---------- Extracted material ----------

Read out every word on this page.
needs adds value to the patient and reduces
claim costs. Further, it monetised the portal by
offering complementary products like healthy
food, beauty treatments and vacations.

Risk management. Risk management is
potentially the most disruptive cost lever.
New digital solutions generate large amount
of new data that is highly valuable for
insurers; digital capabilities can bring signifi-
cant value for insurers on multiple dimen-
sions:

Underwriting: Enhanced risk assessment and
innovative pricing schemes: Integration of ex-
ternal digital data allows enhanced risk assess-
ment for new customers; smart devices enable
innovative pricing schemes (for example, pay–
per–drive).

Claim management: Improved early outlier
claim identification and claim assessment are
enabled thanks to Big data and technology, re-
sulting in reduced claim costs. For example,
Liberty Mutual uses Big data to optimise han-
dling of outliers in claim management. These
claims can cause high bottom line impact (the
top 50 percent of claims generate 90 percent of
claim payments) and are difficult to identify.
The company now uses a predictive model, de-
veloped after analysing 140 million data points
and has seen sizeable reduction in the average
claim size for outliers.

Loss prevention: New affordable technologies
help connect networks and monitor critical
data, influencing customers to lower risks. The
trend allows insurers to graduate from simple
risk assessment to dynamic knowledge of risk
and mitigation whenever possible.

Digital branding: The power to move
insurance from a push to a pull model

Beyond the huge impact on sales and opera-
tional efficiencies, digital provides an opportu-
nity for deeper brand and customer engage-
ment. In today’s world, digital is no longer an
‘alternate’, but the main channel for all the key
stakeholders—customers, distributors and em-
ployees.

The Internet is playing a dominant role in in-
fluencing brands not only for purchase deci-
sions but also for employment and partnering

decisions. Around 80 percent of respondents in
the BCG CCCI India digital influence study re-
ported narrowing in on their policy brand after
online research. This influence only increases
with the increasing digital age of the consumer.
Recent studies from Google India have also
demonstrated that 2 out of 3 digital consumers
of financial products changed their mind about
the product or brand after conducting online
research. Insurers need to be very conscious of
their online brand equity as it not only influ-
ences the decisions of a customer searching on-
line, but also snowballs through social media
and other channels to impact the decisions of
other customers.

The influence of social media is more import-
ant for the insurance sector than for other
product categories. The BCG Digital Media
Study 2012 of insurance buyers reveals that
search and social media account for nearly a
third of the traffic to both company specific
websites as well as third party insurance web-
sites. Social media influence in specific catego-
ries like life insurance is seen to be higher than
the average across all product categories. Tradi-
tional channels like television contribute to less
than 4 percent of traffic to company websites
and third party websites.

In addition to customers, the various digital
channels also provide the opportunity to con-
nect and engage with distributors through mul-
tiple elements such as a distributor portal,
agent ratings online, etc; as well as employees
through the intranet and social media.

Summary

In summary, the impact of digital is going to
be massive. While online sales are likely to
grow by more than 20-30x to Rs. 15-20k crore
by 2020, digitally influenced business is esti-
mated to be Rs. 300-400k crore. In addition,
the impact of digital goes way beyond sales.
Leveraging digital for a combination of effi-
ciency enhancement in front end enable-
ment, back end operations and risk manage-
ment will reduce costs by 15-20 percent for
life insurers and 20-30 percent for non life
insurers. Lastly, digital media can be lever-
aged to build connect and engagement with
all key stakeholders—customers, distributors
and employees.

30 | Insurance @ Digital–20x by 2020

----------

= The task =
Copy all lines from the entries that contain the word "specific".

= Result =
third of the traffic to both company specific
sites. Social media influence in specific catego-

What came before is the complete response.